Challenge 1: Reproduce the passage of the issue about the pow() gradient from "The mathematically correct value" to "to think pow()".
Challenge 2: In the issue about the pow() gradient, to which function does pow(base, exp) delegate the case exp=0.5?

`pow(base, exp)` gradient inconsistency at `base=0.0`
nhuurre opened this issue · 1 comments
The following model fails to initialize due to bad gradient if s = 1
or s = 2
but initializes fine when s = 3
and s = 4
.
data {
int<lower=1,upper=4> s;
}
parameters {
vector[2] x;
}
model {
if (s == 1)
target += distance(x,x);
else if (s == 2)
target += pow(squared_distance(x,x), 0.5);
else if (s == 3)
target += pow(squared_distance(x,x), 0.5 + 1e-16);
else if (s == 4)
target += abs(x[1] - x[1]) + abs(x[2] - x[2]);
}
This is surprising because s = 1
looks like a well-formed (though redundant) model and in any case s=1
, s=2
, and s=3
should all be equivalent. (s=4
is a one-dimensional version of s=1
)
The behaviour for s=2
and s=3
is different because pow(base, exp)
skips gradient calculation at base=0
in the general case (as if the gradient was zero) but delegates exp=0.5
case to sqrt()
which always computes the mathematically correct gradient (infinity at base=0
). And zero gradient ends up being accidentally correct whereas an infinite gradient is an unrecoverable error.
The mathematically correct value for the derivative of pow(base, exp)
with respect to base
at base=0.0
is
- 0.0 when exp > 1.0
- 1.0 when exp = 1.0
- positive infinity when 0.0 < exp < 1.0
- 0.0 when exp = 0.0
- negative infinity when exp < 0.0
It would be reasonable to round infinity down to a finite-but-near-maximum floating point number.
Moreover, Stan only requires gradients to be correct almost everywhere. Boundary points like base=0
are relevant only in expressions like distance(x,x)
where the gradients cancel anyway and the only thing that matters is whether the intermediate gradient values are finite. So the most numerically stable choice might be to "round" the infinity all the way down to zero.
I'm inclined to think pow()
's current behaviour is correct for us and sqrt()
(and possibly cbrt()
) should be "fixed" to also have vanishing gradient at zero.
Current Version:
v4.8.1

Data extract:

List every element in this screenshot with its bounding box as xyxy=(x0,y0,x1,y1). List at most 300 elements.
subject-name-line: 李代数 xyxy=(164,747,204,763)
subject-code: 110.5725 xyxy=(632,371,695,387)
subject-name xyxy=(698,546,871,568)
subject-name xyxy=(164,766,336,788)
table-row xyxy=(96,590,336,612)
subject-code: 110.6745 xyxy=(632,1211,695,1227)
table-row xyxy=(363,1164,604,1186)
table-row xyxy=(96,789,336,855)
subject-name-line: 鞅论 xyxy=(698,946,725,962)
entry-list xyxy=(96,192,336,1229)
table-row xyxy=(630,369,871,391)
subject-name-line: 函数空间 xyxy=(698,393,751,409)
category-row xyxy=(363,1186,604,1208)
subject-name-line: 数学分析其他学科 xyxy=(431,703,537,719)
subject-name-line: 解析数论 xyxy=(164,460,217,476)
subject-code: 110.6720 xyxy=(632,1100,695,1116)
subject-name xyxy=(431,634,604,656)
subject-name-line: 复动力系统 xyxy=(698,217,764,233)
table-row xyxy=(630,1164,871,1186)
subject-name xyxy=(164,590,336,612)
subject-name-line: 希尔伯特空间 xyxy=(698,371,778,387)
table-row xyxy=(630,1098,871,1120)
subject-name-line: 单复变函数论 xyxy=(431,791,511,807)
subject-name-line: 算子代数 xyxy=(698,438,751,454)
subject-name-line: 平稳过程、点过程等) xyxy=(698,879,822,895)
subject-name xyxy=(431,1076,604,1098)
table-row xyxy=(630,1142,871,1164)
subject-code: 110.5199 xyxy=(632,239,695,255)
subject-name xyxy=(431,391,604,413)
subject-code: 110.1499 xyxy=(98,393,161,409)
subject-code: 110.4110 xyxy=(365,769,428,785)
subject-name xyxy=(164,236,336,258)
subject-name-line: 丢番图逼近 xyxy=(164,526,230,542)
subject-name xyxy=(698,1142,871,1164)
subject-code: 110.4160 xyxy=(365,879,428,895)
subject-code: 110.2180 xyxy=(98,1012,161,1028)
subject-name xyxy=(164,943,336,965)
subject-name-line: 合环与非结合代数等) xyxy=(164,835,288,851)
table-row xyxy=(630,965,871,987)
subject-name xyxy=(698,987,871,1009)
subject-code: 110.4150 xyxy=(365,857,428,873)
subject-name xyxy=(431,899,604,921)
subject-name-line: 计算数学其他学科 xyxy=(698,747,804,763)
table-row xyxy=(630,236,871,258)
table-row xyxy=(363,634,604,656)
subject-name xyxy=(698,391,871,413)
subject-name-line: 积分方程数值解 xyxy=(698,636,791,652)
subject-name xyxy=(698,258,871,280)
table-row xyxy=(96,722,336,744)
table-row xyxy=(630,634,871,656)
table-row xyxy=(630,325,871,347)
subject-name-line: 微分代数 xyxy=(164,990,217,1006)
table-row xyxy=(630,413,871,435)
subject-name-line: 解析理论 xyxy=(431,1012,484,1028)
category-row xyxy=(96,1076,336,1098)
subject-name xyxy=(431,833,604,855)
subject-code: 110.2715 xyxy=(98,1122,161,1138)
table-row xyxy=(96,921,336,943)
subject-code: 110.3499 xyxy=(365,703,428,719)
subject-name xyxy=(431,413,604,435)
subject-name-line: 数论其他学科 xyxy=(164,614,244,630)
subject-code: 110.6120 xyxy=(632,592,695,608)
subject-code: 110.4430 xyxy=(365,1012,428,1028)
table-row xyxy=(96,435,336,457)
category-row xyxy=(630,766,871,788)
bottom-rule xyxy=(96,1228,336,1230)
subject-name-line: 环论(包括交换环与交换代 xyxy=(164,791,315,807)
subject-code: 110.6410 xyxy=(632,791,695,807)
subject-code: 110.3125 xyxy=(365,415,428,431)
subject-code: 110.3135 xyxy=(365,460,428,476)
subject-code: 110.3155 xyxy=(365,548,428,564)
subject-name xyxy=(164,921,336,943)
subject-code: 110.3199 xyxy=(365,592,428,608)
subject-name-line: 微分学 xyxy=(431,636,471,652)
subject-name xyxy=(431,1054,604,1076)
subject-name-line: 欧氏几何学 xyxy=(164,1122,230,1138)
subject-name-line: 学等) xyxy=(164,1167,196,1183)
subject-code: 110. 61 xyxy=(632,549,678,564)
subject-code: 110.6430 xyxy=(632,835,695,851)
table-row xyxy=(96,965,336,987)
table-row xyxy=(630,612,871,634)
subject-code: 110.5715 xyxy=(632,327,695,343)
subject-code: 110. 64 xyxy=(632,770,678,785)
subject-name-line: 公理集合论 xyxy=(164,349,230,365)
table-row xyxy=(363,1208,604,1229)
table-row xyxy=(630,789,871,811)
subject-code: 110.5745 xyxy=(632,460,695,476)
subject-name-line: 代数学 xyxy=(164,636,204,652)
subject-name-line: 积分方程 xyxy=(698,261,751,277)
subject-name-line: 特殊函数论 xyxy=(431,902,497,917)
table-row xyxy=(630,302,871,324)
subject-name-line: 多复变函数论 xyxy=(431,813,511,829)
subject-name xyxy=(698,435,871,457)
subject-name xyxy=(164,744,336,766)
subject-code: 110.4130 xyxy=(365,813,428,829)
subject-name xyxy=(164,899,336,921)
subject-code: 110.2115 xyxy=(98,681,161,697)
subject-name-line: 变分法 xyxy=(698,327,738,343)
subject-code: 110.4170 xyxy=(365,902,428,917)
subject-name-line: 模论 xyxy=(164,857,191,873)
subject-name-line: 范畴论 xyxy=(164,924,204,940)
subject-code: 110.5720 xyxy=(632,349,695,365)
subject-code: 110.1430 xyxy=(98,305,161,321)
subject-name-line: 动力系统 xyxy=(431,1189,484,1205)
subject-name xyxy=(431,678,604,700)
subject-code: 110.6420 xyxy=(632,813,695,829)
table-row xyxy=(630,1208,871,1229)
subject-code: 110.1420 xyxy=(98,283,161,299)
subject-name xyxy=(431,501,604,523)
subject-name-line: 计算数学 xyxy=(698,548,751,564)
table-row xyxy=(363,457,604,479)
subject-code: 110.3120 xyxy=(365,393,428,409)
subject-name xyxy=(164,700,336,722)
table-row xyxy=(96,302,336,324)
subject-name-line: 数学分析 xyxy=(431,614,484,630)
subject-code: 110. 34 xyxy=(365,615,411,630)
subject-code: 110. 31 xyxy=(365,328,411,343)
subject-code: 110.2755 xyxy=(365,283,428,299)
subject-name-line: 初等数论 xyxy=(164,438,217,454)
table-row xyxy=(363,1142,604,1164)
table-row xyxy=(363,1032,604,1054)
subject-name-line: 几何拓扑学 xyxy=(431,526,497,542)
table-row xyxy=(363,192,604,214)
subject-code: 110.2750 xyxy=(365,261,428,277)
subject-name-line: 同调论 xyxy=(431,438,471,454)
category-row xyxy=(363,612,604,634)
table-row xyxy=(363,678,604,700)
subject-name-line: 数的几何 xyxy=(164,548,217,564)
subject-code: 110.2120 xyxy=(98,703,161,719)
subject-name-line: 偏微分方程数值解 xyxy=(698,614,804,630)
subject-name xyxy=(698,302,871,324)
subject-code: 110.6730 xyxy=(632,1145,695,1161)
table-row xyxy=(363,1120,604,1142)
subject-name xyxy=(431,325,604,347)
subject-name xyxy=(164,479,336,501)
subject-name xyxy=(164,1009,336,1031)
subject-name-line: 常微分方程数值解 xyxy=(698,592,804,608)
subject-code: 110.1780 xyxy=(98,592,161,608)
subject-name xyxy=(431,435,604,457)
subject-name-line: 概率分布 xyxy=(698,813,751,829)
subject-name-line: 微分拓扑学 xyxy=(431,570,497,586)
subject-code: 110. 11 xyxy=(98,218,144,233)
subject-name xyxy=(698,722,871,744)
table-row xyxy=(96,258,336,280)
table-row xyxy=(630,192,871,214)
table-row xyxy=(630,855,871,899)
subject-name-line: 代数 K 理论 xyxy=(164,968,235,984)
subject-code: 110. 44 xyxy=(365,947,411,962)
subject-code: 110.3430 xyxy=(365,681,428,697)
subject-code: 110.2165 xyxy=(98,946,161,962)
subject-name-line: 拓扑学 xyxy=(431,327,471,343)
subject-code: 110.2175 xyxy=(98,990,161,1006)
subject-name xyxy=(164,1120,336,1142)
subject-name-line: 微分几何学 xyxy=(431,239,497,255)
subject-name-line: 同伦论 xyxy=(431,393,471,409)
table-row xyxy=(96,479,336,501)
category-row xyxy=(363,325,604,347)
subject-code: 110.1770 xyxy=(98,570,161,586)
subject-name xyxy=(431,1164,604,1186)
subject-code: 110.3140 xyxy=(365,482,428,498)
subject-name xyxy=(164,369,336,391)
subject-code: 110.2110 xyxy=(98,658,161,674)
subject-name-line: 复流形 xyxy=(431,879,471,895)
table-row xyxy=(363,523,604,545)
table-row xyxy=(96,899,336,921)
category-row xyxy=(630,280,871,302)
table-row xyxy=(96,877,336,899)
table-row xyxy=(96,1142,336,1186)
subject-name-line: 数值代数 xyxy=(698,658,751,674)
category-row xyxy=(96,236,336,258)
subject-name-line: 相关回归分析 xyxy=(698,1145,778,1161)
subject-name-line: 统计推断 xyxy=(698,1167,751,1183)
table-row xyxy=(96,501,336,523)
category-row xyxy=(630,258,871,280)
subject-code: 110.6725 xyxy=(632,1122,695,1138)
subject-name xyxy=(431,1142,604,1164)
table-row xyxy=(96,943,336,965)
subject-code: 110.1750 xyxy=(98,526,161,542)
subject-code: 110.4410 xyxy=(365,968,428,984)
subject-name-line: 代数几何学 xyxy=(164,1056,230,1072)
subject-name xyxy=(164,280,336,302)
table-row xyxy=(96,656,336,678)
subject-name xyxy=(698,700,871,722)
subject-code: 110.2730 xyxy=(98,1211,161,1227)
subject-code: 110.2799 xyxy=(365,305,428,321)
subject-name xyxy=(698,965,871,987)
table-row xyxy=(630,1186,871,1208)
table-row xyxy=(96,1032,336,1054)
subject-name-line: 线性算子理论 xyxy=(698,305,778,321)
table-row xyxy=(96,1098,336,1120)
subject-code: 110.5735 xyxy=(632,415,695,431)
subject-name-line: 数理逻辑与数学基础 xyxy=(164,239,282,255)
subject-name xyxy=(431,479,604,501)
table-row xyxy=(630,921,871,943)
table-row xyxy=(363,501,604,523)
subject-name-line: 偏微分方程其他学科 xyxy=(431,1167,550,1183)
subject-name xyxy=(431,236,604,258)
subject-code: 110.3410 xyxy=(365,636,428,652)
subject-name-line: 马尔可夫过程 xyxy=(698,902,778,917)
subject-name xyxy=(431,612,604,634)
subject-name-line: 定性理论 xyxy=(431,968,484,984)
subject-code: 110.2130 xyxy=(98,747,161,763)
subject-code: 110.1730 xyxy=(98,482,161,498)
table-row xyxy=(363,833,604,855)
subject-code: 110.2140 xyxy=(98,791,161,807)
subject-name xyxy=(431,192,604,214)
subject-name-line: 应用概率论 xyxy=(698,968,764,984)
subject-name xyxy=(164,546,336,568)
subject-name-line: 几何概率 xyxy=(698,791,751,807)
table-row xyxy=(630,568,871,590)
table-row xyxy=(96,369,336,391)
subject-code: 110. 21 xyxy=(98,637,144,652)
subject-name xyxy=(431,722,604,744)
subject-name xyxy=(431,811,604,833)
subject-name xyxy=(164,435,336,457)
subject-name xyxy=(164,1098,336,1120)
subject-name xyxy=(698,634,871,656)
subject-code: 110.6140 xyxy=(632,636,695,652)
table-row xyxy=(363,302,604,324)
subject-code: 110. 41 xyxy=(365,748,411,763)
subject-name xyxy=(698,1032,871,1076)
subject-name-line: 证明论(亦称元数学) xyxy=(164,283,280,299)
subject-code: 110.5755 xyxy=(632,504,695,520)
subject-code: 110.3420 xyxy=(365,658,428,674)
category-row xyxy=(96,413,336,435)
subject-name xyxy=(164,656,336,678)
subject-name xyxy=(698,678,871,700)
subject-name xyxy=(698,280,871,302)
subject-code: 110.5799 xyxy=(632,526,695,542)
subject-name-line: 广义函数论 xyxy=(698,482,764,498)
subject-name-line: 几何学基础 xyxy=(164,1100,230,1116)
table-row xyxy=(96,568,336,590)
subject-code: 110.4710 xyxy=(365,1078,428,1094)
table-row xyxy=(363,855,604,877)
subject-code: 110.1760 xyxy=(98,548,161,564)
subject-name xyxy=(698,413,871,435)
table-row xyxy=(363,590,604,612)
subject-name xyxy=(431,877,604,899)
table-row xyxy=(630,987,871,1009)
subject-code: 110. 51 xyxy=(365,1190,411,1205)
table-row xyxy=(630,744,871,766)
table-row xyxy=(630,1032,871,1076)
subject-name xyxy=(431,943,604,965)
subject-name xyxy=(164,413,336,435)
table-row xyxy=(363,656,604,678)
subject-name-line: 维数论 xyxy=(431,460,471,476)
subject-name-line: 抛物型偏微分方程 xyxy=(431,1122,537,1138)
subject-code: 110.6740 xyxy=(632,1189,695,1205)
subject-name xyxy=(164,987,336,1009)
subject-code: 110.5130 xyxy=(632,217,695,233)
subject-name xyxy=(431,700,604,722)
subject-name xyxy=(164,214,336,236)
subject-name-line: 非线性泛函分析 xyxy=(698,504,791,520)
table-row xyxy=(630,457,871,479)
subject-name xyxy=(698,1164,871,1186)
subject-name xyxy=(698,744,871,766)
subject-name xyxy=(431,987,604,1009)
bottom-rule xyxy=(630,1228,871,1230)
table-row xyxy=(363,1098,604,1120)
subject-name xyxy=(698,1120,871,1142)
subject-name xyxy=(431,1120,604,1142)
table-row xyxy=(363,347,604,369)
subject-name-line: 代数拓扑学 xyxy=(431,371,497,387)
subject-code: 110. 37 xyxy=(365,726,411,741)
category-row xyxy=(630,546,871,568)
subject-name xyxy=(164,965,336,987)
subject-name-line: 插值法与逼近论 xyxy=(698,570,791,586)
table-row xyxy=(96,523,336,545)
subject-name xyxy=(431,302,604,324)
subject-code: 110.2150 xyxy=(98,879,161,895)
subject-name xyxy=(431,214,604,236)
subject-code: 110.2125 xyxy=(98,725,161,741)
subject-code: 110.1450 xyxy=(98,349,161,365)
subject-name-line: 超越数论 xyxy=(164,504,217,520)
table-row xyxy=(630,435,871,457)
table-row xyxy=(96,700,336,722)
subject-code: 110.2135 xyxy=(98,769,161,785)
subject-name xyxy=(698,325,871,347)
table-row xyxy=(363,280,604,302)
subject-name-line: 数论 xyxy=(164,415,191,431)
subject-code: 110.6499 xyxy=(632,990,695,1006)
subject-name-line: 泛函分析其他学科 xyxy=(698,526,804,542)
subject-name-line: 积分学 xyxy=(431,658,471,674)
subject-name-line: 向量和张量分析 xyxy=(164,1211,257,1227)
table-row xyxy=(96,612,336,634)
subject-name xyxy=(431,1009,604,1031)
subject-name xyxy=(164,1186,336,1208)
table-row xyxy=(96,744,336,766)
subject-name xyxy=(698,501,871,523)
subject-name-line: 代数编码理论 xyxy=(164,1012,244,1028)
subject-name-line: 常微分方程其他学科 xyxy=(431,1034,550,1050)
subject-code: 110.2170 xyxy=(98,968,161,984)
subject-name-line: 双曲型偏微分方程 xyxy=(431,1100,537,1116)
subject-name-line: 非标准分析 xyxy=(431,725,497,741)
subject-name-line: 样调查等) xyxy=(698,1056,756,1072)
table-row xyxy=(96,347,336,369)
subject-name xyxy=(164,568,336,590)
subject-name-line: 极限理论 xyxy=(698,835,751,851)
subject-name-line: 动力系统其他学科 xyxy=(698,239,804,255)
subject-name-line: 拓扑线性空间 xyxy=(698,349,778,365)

Correct answer 1:
The mathematically correct value for the derivative of pow(base, exp)
with respect to base
at base=0.0
is
- 0.0 when exp > 1.0
- 1.0 when exp = 1.0
- positive infinity when 0.0 < exp < 1.0
- 0.0 when exp = 0.0
- negative infinity when exp < 0.0
It would be reasonable to round infinity down to a finite-but-near-maximum floating point number.
Moreover, Stan only requires gradients to be correct almost everywhere. Boundary points like base=0
are relevant only in expressions like distance(x,x)
where the gradients cancel anyway and the only thing that matters is whether the intermediate gradient values are finite. So the most numerically stable choice might be to "round" the infinity all the way down to zero.
I'm inclined to think pow()

Correct answer 2: sqrt()